Exercise –
Provide nothing beyond the count of lines that include the string "Test".

Data lines –
========
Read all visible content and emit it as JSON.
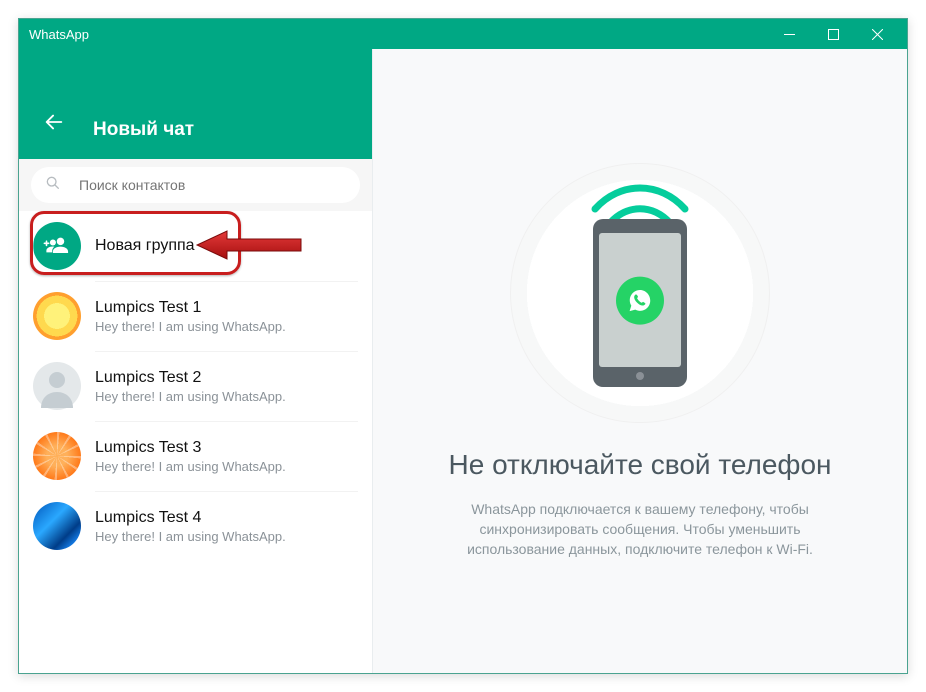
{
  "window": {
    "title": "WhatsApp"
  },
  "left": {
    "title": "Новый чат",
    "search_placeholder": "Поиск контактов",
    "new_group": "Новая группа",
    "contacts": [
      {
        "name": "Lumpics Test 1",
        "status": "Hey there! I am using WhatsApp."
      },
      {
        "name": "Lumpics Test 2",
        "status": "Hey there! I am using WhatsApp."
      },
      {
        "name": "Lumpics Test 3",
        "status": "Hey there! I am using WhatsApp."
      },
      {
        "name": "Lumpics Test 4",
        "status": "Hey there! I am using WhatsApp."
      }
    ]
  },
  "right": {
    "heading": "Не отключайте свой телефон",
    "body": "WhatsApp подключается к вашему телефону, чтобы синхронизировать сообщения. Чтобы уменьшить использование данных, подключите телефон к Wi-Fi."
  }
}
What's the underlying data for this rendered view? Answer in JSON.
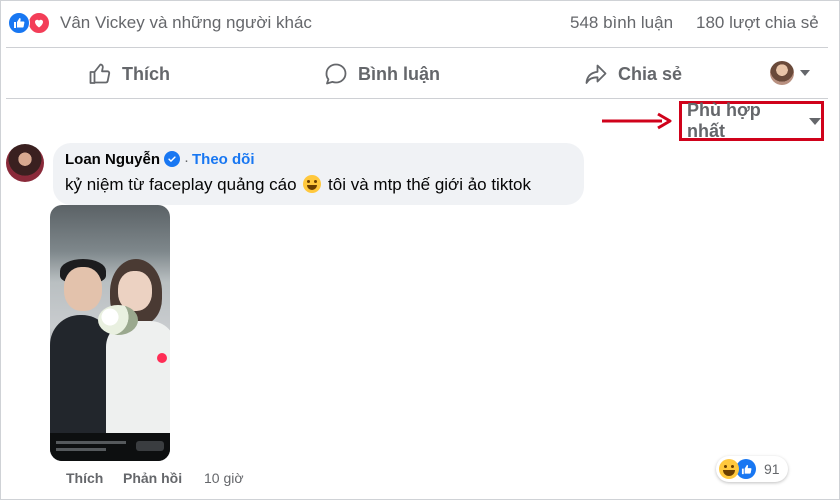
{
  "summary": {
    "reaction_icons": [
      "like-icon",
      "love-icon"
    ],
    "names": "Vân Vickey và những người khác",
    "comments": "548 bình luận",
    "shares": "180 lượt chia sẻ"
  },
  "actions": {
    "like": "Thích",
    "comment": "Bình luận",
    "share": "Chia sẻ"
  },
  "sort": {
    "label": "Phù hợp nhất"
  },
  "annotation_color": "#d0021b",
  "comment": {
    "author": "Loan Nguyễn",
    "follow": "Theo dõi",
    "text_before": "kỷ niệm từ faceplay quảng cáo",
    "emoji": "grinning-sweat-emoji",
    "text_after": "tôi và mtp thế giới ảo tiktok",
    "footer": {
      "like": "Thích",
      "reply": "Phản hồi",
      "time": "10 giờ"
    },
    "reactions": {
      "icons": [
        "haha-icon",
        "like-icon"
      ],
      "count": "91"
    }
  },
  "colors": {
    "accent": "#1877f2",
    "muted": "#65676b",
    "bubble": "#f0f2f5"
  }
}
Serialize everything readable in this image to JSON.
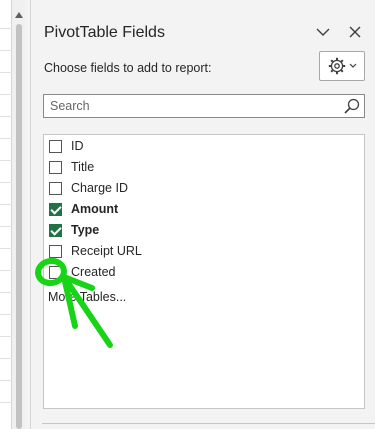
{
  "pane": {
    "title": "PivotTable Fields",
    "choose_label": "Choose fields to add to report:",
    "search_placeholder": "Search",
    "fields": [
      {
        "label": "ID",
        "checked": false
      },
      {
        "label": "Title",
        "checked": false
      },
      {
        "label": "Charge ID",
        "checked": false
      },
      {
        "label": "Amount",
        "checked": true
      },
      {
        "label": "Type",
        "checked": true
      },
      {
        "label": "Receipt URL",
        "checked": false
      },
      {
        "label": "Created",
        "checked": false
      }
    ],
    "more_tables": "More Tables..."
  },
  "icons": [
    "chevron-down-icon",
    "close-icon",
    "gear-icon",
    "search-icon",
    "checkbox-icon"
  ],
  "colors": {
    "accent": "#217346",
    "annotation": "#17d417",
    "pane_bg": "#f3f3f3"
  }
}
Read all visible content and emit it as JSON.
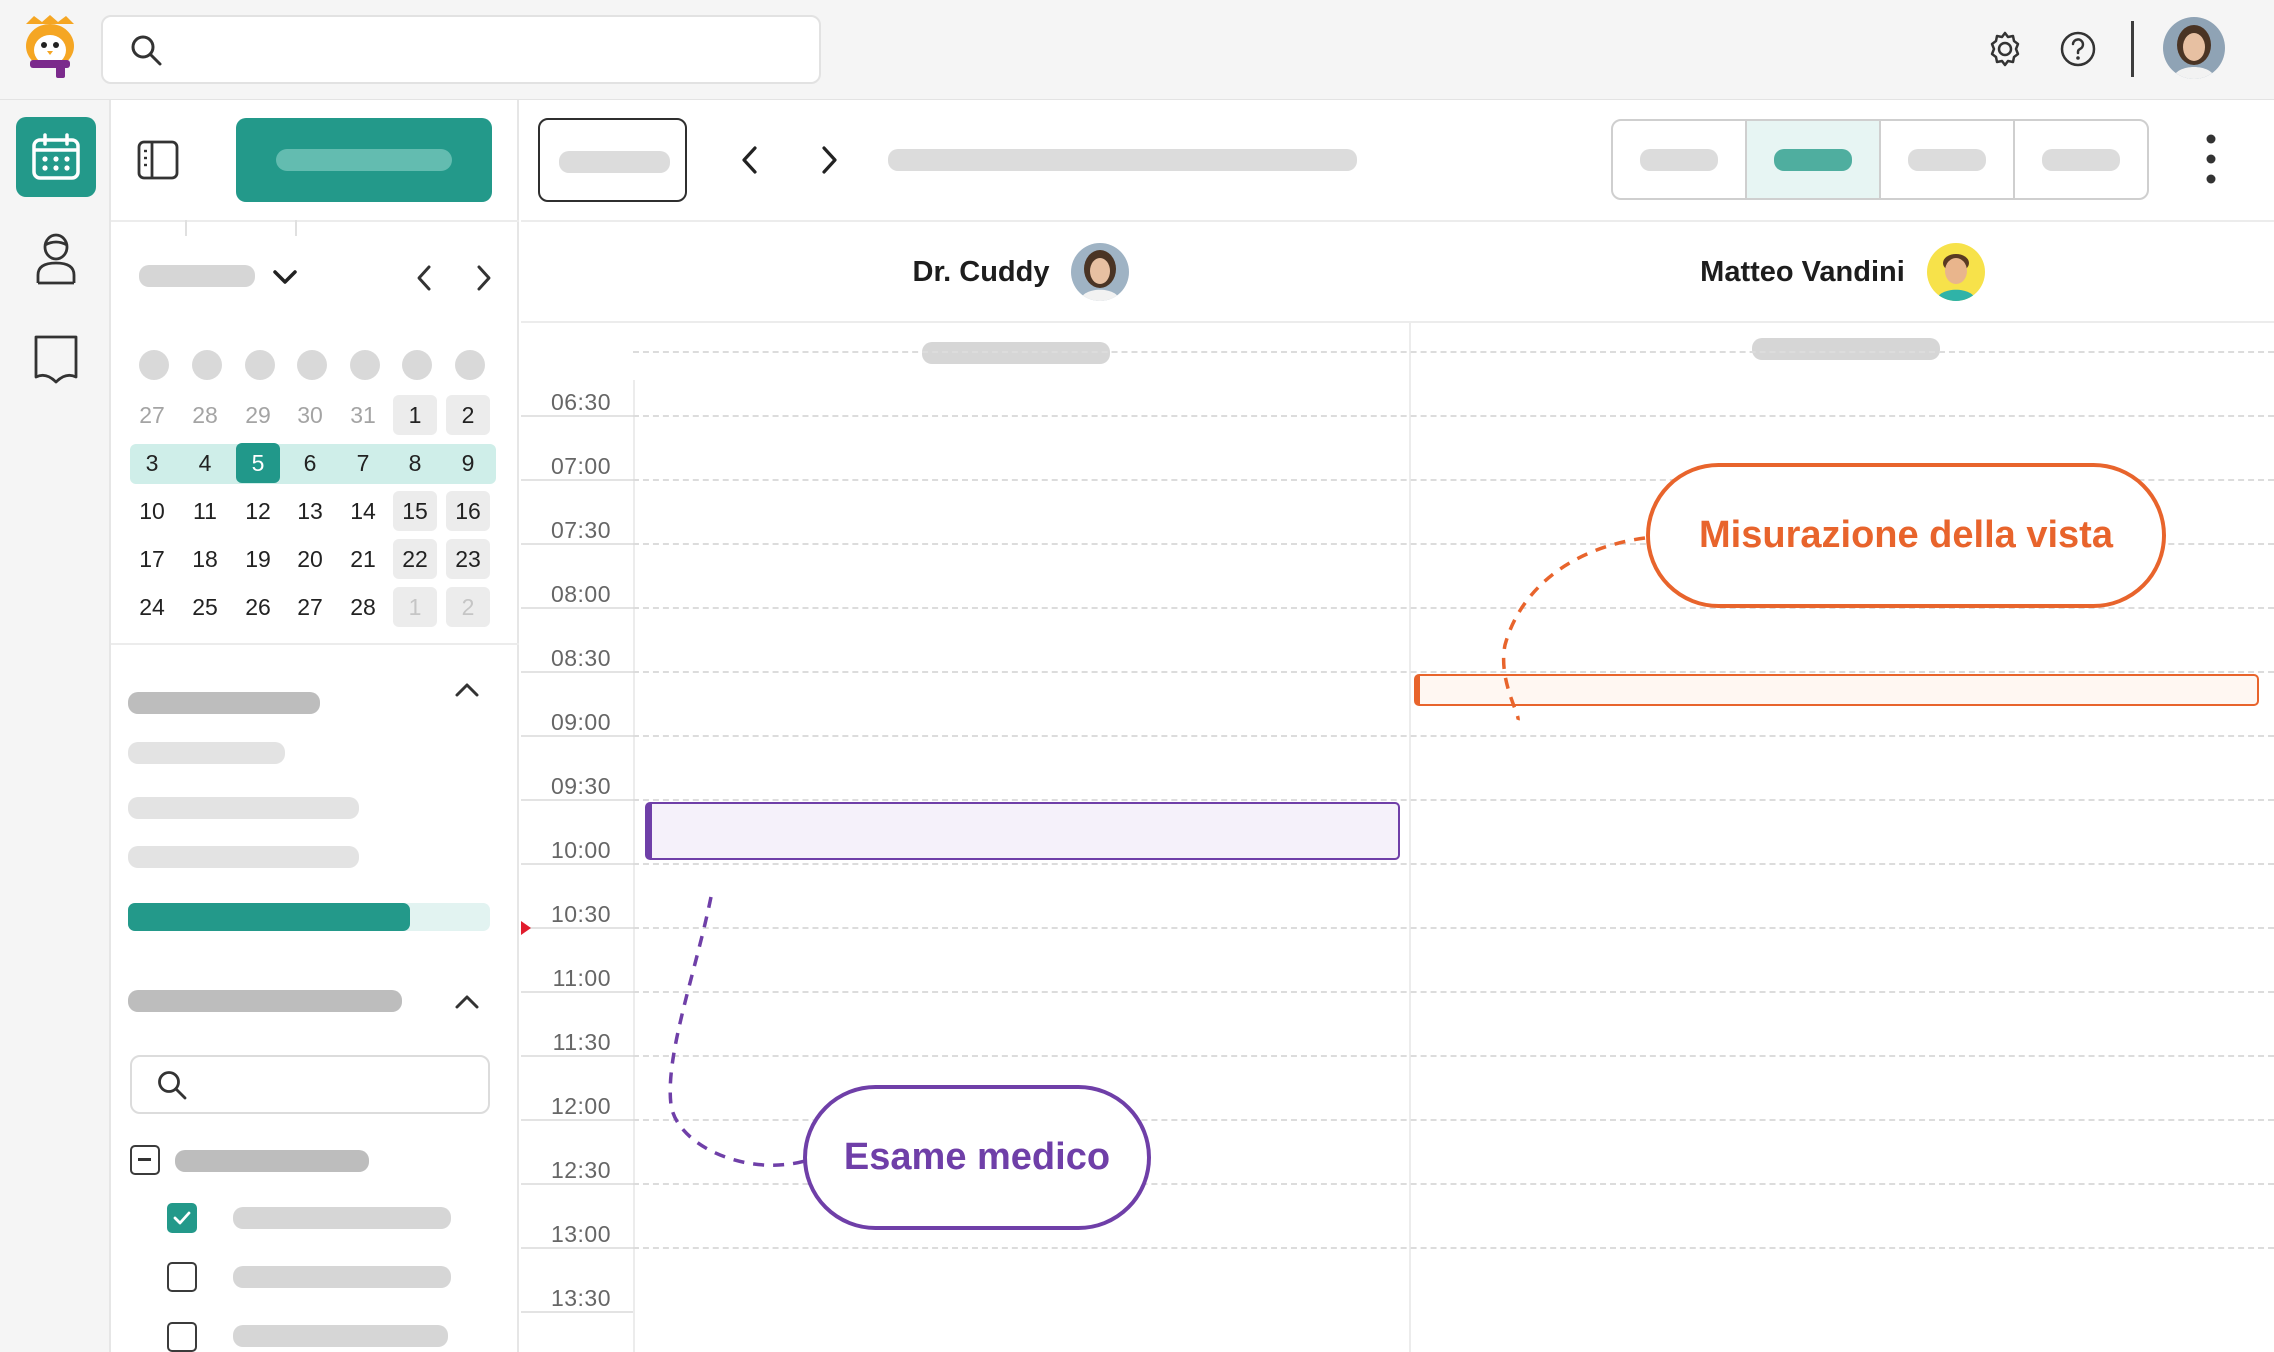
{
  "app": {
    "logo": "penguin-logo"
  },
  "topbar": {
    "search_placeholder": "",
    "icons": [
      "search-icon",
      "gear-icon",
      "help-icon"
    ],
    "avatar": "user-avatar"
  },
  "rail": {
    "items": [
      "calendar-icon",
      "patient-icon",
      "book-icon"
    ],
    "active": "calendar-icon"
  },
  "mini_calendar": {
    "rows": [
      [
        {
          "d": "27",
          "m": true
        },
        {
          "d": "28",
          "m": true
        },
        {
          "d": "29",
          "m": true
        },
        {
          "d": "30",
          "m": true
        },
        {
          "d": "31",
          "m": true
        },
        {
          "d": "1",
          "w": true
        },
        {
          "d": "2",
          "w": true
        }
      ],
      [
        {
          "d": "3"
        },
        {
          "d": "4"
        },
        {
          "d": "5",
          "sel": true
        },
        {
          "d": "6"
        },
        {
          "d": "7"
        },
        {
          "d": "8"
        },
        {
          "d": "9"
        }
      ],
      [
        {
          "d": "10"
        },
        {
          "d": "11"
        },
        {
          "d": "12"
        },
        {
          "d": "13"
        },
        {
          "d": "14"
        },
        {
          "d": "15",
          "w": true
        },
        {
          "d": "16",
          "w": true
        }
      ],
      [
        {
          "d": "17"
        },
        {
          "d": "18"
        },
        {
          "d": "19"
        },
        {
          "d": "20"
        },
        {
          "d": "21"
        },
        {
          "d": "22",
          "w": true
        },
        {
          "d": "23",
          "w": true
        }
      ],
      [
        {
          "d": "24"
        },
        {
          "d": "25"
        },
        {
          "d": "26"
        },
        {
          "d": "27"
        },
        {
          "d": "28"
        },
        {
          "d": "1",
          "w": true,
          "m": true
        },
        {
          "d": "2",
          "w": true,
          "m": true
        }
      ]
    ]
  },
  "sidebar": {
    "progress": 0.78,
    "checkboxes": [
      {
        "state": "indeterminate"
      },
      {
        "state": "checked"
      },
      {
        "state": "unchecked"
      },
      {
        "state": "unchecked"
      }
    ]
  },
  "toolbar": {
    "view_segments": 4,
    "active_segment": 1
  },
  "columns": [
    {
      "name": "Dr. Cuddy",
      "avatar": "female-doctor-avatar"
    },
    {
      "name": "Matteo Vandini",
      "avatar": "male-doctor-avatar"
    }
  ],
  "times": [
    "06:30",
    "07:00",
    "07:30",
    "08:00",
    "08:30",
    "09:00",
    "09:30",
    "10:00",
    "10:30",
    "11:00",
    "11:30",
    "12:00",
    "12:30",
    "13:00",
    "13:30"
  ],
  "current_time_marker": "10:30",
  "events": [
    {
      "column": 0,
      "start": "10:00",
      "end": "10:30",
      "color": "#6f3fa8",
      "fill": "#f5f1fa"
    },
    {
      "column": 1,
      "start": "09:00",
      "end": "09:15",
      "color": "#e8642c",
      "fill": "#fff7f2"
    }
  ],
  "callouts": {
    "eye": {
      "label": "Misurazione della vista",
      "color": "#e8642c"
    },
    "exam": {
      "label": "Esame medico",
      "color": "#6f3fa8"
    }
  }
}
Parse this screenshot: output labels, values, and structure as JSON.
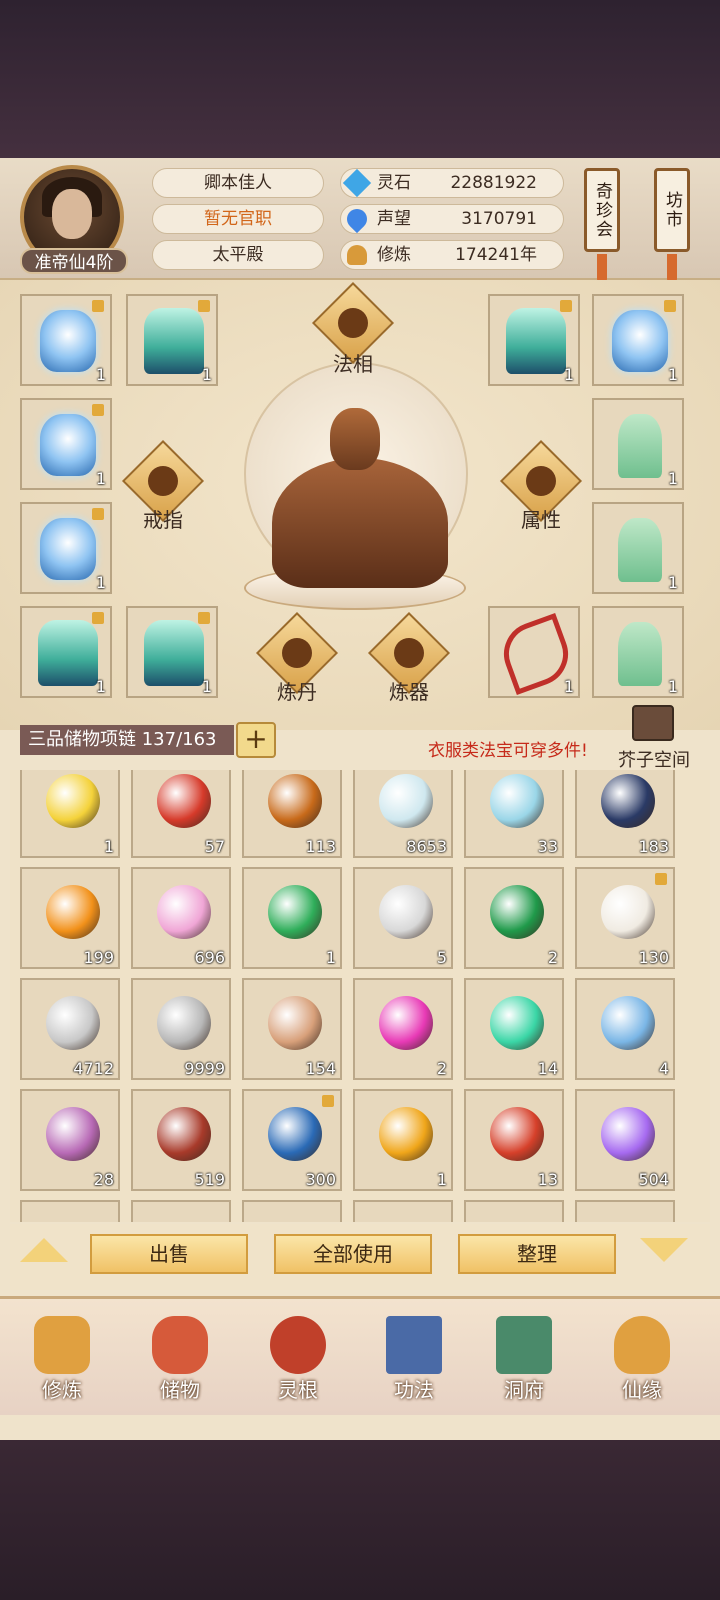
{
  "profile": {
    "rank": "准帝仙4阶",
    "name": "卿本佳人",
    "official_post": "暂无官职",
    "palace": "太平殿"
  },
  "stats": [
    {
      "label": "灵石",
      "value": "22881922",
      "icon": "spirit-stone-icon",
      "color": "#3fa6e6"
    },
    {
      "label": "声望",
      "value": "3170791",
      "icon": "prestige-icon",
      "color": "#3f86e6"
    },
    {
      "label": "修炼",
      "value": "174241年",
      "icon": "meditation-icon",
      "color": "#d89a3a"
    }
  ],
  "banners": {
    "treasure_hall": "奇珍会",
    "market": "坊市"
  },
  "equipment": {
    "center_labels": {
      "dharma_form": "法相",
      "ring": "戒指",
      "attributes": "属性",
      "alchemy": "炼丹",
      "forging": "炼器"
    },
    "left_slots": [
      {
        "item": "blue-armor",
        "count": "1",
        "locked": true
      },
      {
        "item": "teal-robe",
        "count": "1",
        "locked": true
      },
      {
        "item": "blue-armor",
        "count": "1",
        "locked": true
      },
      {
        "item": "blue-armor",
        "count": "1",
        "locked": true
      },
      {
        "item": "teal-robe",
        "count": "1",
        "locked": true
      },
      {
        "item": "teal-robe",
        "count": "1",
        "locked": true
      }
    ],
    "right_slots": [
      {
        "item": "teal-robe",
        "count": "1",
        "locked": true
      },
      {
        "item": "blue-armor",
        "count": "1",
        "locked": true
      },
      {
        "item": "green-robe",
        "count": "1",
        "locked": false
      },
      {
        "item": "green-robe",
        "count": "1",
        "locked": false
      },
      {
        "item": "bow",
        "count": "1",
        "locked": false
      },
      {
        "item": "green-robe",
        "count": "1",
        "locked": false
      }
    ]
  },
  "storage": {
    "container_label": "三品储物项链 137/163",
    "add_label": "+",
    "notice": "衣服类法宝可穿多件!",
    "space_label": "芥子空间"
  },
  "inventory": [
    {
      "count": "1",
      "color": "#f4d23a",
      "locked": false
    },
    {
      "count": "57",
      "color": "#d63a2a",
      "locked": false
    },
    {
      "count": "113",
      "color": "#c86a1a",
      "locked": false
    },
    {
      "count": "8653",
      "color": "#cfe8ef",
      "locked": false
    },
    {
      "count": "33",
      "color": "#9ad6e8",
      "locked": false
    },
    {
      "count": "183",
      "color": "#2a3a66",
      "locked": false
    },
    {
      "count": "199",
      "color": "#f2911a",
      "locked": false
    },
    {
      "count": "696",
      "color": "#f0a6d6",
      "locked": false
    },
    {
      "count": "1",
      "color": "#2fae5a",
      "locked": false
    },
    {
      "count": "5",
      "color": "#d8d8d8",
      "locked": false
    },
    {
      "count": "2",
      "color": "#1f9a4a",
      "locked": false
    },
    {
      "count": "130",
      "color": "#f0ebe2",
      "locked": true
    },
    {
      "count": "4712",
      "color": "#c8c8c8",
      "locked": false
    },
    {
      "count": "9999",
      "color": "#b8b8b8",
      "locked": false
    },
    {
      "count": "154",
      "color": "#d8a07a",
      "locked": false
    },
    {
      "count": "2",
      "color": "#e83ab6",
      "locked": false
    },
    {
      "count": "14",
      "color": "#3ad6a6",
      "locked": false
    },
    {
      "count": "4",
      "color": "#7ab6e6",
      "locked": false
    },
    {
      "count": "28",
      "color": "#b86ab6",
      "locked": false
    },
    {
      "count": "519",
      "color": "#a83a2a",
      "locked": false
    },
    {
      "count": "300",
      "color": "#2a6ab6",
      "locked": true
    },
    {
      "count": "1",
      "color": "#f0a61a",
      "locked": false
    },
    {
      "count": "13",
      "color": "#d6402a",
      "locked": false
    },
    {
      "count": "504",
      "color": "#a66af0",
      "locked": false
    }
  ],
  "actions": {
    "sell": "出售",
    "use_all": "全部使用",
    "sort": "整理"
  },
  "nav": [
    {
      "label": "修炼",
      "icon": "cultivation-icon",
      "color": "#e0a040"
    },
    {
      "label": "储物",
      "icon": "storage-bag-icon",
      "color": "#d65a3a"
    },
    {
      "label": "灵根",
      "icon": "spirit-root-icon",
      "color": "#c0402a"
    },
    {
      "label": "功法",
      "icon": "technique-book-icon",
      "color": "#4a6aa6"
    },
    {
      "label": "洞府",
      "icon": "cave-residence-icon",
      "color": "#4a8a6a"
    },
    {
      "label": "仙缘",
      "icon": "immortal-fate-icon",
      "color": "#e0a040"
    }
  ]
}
========
Task answer –
4